**Exercise requirements**:
Repeat the records verbatim and leave the pictures out of your copy.

**Extracted material**:
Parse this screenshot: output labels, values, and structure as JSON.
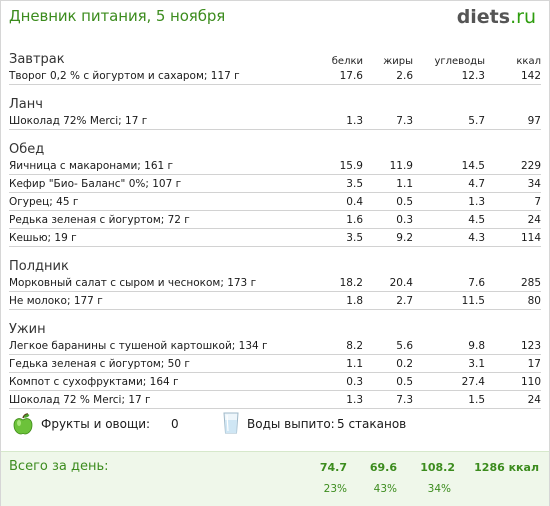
{
  "header": {
    "title": "Дневник питания, 5 ноября",
    "logo_main": "diets",
    "logo_tld": ".ru"
  },
  "columns": {
    "protein": "белки",
    "fat": "жиры",
    "carbs": "углеводы",
    "kcal": "ккал"
  },
  "meals": [
    {
      "name": "Завтрак",
      "items": [
        {
          "name": "Творог 0,2 % с йогуртом и сахаром; 117 г",
          "protein": "17.6",
          "fat": "2.6",
          "carbs": "12.3",
          "kcal": "142"
        }
      ]
    },
    {
      "name": "Ланч",
      "items": [
        {
          "name": "Шоколад 72% Merci; 17 г",
          "protein": "1.3",
          "fat": "7.3",
          "carbs": "5.7",
          "kcal": "97"
        }
      ]
    },
    {
      "name": "Обед",
      "items": [
        {
          "name": "Яичница с макаронами; 161 г",
          "protein": "15.9",
          "fat": "11.9",
          "carbs": "14.5",
          "kcal": "229"
        },
        {
          "name": "Кефир \"Био- Баланс\" 0%; 107 г",
          "protein": "3.5",
          "fat": "1.1",
          "carbs": "4.7",
          "kcal": "34"
        },
        {
          "name": "Огурец; 45 г",
          "protein": "0.4",
          "fat": "0.5",
          "carbs": "1.3",
          "kcal": "7"
        },
        {
          "name": "Редька зеленая с йогуртом; 72 г",
          "protein": "1.6",
          "fat": "0.3",
          "carbs": "4.5",
          "kcal": "24"
        },
        {
          "name": "Кешью; 19 г",
          "protein": "3.5",
          "fat": "9.2",
          "carbs": "4.3",
          "kcal": "114"
        }
      ]
    },
    {
      "name": "Полдник",
      "items": [
        {
          "name": "Морковный  салат с сыром и чесноком; 173 г",
          "protein": "18.2",
          "fat": "20.4",
          "carbs": "7.6",
          "kcal": "285"
        },
        {
          "name": "Не молоко; 177 г",
          "protein": "1.8",
          "fat": "2.7",
          "carbs": "11.5",
          "kcal": "80"
        }
      ]
    },
    {
      "name": "Ужин",
      "items": [
        {
          "name": "Легкое баранины с тушеной картошкой; 134 г",
          "protein": "8.2",
          "fat": "5.6",
          "carbs": "9.8",
          "kcal": "123"
        },
        {
          "name": "Гедька зеленая с йогуртом; 50 г",
          "protein": "1.1",
          "fat": "0.2",
          "carbs": "3.1",
          "kcal": "17"
        },
        {
          "name": "Компот с сухофруктами; 164 г",
          "protein": "0.3",
          "fat": "0.5",
          "carbs": "27.4",
          "kcal": "110"
        },
        {
          "name": "Шоколад 72 % Merci; 17 г",
          "protein": "1.3",
          "fat": "7.3",
          "carbs": "1.5",
          "kcal": "24"
        }
      ]
    }
  ],
  "extras": {
    "fruits_label": "Фрукты и овощи:",
    "fruits_value": "0",
    "water_label": "Воды выпито:",
    "water_value": "5 стаканов",
    "icons": [
      "green-apple-icon",
      "water-glass-icon"
    ]
  },
  "total": {
    "label": "Всего за день:",
    "protein": "74.7",
    "fat": "69.6",
    "carbs": "108.2",
    "kcal": "1286 ккал",
    "protein_pct": "23%",
    "fat_pct": "43%",
    "carbs_pct": "34%"
  },
  "colors": {
    "accent": "#3c8c1e",
    "logo_tld": "#2e9d0e",
    "total_bg": "#eff7ea",
    "row_line": "#d2d2d2"
  }
}
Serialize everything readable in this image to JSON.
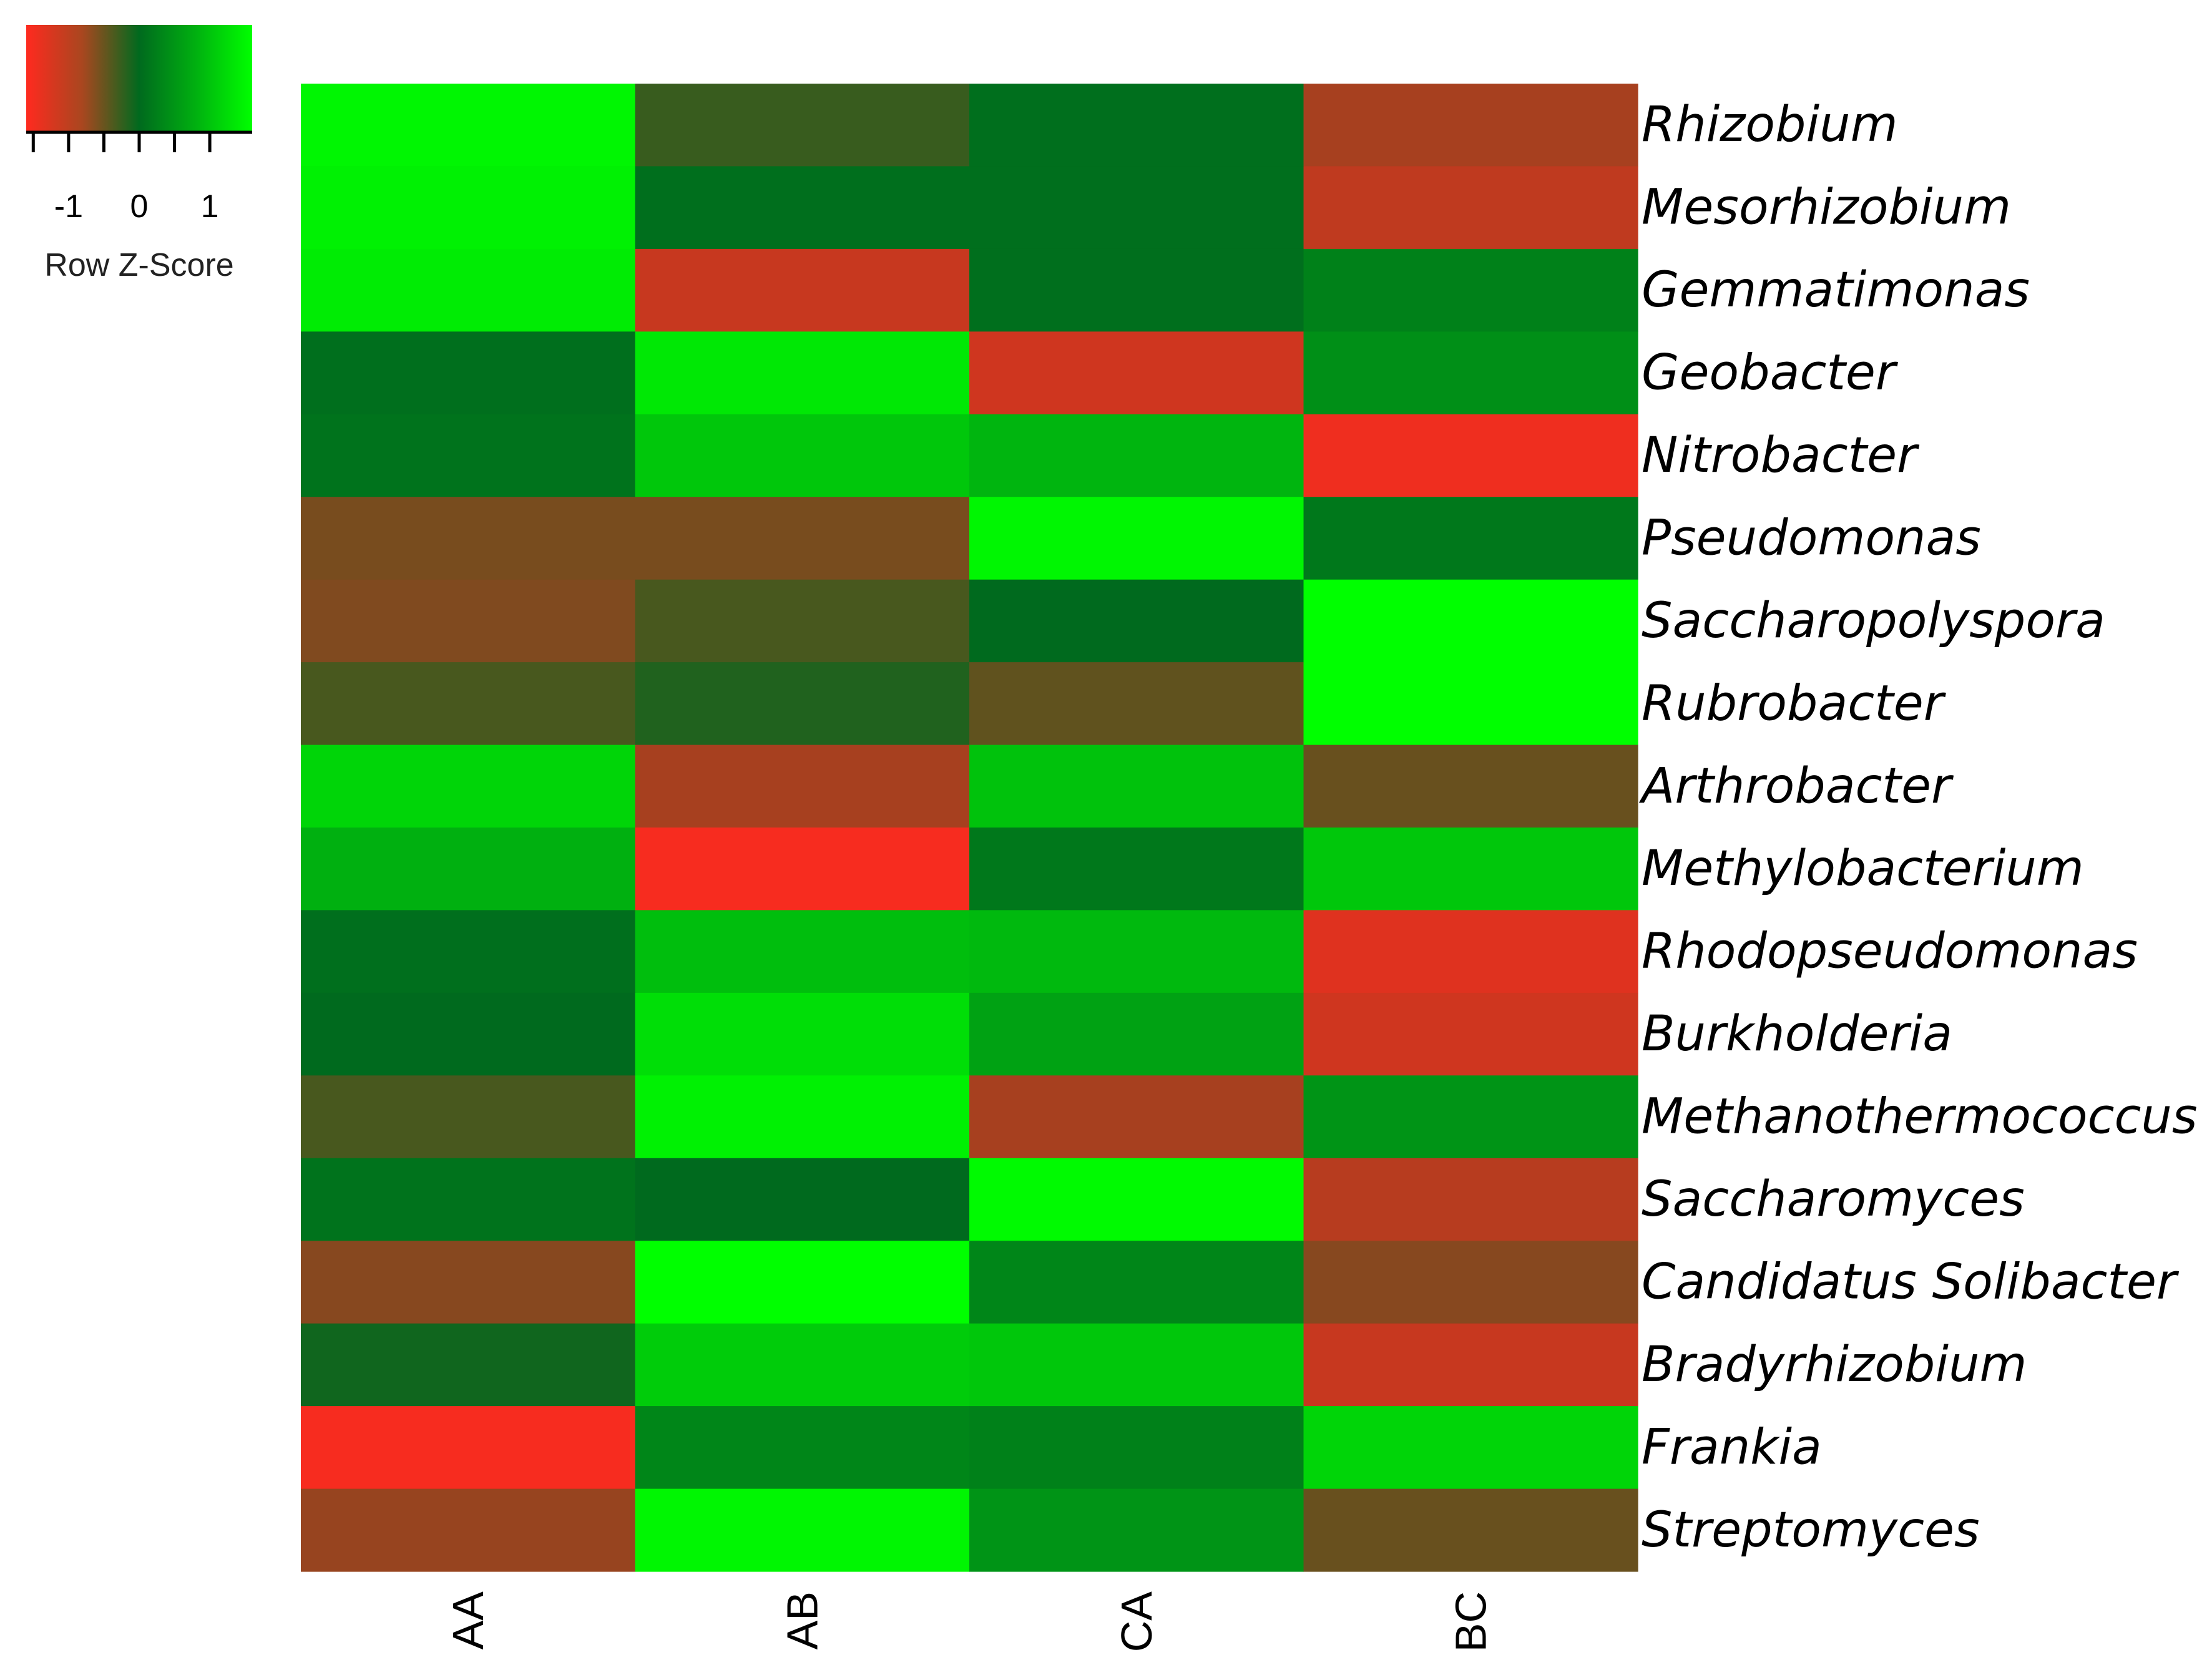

**Result**:
Parse this screenshot: output labels, values, and structure as JSON.
{
  "header": {
    "title": "Дневник питания, 5 ноября",
    "logo_main": "diets",
    "logo_tld": ".ru"
  },
  "columns": {
    "protein": "белки",
    "fat": "жиры",
    "carbs": "углеводы",
    "kcal": "ккал"
  },
  "meals": [
    {
      "name": "Завтрак",
      "items": [
        {
          "name": "Творог 0,2 % с йогуртом и сахаром; 117 г",
          "protein": "17.6",
          "fat": "2.6",
          "carbs": "12.3",
          "kcal": "142"
        }
      ]
    },
    {
      "name": "Ланч",
      "items": [
        {
          "name": "Шоколад 72% Merci; 17 г",
          "protein": "1.3",
          "fat": "7.3",
          "carbs": "5.7",
          "kcal": "97"
        }
      ]
    },
    {
      "name": "Обед",
      "items": [
        {
          "name": "Яичница с макаронами; 161 г",
          "protein": "15.9",
          "fat": "11.9",
          "carbs": "14.5",
          "kcal": "229"
        },
        {
          "name": "Кефир \"Био- Баланс\" 0%; 107 г",
          "protein": "3.5",
          "fat": "1.1",
          "carbs": "4.7",
          "kcal": "34"
        },
        {
          "name": "Огурец; 45 г",
          "protein": "0.4",
          "fat": "0.5",
          "carbs": "1.3",
          "kcal": "7"
        },
        {
          "name": "Редька зеленая с йогуртом; 72 г",
          "protein": "1.6",
          "fat": "0.3",
          "carbs": "4.5",
          "kcal": "24"
        },
        {
          "name": "Кешью; 19 г",
          "protein": "3.5",
          "fat": "9.2",
          "carbs": "4.3",
          "kcal": "114"
        }
      ]
    },
    {
      "name": "Полдник",
      "items": [
        {
          "name": "Морковный  салат с сыром и чесноком; 173 г",
          "protein": "18.2",
          "fat": "20.4",
          "carbs": "7.6",
          "kcal": "285"
        },
        {
          "name": "Не молоко; 177 г",
          "protein": "1.8",
          "fat": "2.7",
          "carbs": "11.5",
          "kcal": "80"
        }
      ]
    },
    {
      "name": "Ужин",
      "items": [
        {
          "name": "Легкое баранины с тушеной картошкой; 134 г",
          "protein": "8.2",
          "fat": "5.6",
          "carbs": "9.8",
          "kcal": "123"
        },
        {
          "name": "Гедька зеленая с йогуртом; 50 г",
          "protein": "1.1",
          "fat": "0.2",
          "carbs": "3.1",
          "kcal": "17"
        },
        {
          "name": "Компот с сухофруктами; 164 г",
          "protein": "0.3",
          "fat": "0.5",
          "carbs": "27.4",
          "kcal": "110"
        },
        {
          "name": "Шоколад 72 % Merci; 17 г",
          "protein": "1.3",
          "fat": "7.3",
          "carbs": "1.5",
          "kcal": "24"
        }
      ]
    }
  ],
  "extras": {
    "fruits_label": "Фрукты и овощи:",
    "fruits_value": "0",
    "water_label": "Воды выпито:",
    "water_value": "5 стаканов",
    "icons": [
      "green-apple-icon",
      "water-glass-icon"
    ]
  },
  "total": {
    "label": "Всего за день:",
    "protein": "74.7",
    "fat": "69.6",
    "carbs": "108.2",
    "kcal": "1286 ккал",
    "protein_pct": "23%",
    "fat_pct": "43%",
    "carbs_pct": "34%"
  },
  "colors": {
    "accent": "#3c8c1e",
    "logo_tld": "#2e9d0e",
    "total_bg": "#eff7ea",
    "row_line": "#d2d2d2"
  }
}
Serialize everything readable in this image to JSON.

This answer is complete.